→ **WHAT THE TASK ASKS**
Spot each line that carries the word "kiểm"; copy those lines.

→ **LISTED ENTRIES**

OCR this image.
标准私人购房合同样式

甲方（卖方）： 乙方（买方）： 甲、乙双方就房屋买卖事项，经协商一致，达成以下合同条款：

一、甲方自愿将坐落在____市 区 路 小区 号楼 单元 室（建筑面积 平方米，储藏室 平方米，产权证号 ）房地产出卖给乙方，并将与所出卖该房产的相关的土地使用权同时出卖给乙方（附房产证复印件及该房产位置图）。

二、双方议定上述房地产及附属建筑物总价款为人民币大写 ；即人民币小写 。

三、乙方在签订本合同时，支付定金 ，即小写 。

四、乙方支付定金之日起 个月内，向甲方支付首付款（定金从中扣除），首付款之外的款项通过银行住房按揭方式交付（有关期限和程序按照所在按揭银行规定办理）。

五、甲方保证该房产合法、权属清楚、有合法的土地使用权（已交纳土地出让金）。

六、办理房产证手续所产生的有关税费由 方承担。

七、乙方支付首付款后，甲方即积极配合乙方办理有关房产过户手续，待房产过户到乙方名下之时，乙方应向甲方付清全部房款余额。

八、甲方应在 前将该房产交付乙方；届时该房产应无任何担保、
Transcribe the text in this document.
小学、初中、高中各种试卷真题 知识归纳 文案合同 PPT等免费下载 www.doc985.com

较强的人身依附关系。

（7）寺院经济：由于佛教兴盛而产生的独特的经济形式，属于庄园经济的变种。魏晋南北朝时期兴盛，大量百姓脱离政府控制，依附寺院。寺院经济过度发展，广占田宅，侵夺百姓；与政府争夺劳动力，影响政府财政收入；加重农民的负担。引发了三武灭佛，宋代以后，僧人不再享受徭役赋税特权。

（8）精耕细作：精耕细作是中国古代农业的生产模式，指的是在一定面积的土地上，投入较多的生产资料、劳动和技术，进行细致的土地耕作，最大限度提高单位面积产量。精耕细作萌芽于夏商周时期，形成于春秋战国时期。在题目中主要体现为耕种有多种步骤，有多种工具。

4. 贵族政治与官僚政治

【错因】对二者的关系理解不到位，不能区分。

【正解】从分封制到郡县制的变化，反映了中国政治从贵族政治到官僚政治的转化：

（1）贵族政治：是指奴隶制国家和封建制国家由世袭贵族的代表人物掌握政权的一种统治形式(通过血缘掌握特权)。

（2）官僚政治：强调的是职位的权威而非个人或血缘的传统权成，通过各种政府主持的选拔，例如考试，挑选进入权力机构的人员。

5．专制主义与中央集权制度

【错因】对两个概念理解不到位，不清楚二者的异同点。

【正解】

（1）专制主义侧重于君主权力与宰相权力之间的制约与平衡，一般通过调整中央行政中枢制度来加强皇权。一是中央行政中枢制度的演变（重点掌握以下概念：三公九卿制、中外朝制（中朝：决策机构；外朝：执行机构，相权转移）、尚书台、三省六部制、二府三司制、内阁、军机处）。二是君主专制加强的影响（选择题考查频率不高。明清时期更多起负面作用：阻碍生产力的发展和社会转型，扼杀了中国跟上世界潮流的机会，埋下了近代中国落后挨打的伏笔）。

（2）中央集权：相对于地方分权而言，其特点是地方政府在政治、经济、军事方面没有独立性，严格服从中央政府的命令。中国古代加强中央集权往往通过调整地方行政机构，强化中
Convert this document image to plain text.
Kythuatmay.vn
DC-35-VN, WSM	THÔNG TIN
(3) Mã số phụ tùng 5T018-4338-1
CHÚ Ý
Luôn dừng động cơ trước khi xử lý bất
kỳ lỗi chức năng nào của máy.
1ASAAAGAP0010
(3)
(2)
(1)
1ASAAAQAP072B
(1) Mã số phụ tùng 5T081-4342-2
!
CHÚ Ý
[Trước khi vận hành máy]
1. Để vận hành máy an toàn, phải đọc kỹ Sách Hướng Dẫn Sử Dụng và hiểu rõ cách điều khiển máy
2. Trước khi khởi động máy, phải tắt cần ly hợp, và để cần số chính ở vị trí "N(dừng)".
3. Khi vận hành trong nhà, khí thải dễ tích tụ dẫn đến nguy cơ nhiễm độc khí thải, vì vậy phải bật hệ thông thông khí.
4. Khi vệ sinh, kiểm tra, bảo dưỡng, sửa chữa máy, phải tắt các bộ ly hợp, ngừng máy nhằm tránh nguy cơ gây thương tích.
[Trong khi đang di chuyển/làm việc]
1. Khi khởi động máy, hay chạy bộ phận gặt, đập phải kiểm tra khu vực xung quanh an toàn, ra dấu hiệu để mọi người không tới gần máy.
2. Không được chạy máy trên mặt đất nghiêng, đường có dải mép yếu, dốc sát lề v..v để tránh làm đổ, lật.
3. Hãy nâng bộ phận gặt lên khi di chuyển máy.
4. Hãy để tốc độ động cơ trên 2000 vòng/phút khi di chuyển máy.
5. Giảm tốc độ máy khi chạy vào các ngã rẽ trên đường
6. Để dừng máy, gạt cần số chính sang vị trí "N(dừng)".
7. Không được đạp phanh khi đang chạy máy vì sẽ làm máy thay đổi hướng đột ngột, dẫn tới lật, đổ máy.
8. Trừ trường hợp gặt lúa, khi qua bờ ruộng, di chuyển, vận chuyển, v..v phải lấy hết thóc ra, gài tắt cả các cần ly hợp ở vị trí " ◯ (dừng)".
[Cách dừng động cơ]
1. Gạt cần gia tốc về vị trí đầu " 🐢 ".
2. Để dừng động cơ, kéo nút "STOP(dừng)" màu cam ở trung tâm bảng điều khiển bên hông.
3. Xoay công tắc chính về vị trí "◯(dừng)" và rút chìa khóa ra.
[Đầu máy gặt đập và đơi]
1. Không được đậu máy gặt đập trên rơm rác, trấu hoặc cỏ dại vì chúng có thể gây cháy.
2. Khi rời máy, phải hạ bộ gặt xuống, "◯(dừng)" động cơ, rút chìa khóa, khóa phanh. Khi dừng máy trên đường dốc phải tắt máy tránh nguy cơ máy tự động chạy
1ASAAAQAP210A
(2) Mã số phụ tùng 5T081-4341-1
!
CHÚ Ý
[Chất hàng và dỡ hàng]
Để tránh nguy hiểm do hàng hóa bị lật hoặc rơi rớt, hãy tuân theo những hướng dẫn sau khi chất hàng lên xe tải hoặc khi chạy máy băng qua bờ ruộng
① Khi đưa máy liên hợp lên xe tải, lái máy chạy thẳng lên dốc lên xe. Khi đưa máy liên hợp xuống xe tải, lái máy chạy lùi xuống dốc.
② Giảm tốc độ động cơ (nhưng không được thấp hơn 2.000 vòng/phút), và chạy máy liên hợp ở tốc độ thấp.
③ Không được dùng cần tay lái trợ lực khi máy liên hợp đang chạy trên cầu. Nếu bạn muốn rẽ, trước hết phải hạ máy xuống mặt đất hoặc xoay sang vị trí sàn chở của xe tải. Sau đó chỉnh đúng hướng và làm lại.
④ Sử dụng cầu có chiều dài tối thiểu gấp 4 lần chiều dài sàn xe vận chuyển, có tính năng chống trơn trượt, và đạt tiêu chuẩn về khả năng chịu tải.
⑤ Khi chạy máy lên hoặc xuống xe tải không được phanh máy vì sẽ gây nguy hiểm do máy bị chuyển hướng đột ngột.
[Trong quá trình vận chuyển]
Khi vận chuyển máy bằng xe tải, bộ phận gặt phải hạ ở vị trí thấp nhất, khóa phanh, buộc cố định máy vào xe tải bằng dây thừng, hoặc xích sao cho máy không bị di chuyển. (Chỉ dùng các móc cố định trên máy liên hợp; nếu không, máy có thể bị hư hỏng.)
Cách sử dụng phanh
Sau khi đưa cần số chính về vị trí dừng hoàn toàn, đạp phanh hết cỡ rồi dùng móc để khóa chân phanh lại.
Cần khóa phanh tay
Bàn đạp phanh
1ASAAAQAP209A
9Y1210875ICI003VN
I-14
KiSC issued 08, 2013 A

→ **SOLUTION TO THIS PROBLEM**
4. Khi vệ sinh, kiểm tra, bảo dưỡng, sửa chữa máy, phải tắt các bộ ly hợp, ngừng máy nhằm tránh nguy cơ gây thương tích.
1. Khi khởi động máy, hay chạy bộ phận gặt, đập phải kiểm tra khu vực xung quanh an toàn, ra dấu hiệu để mọi người không tới gần máy.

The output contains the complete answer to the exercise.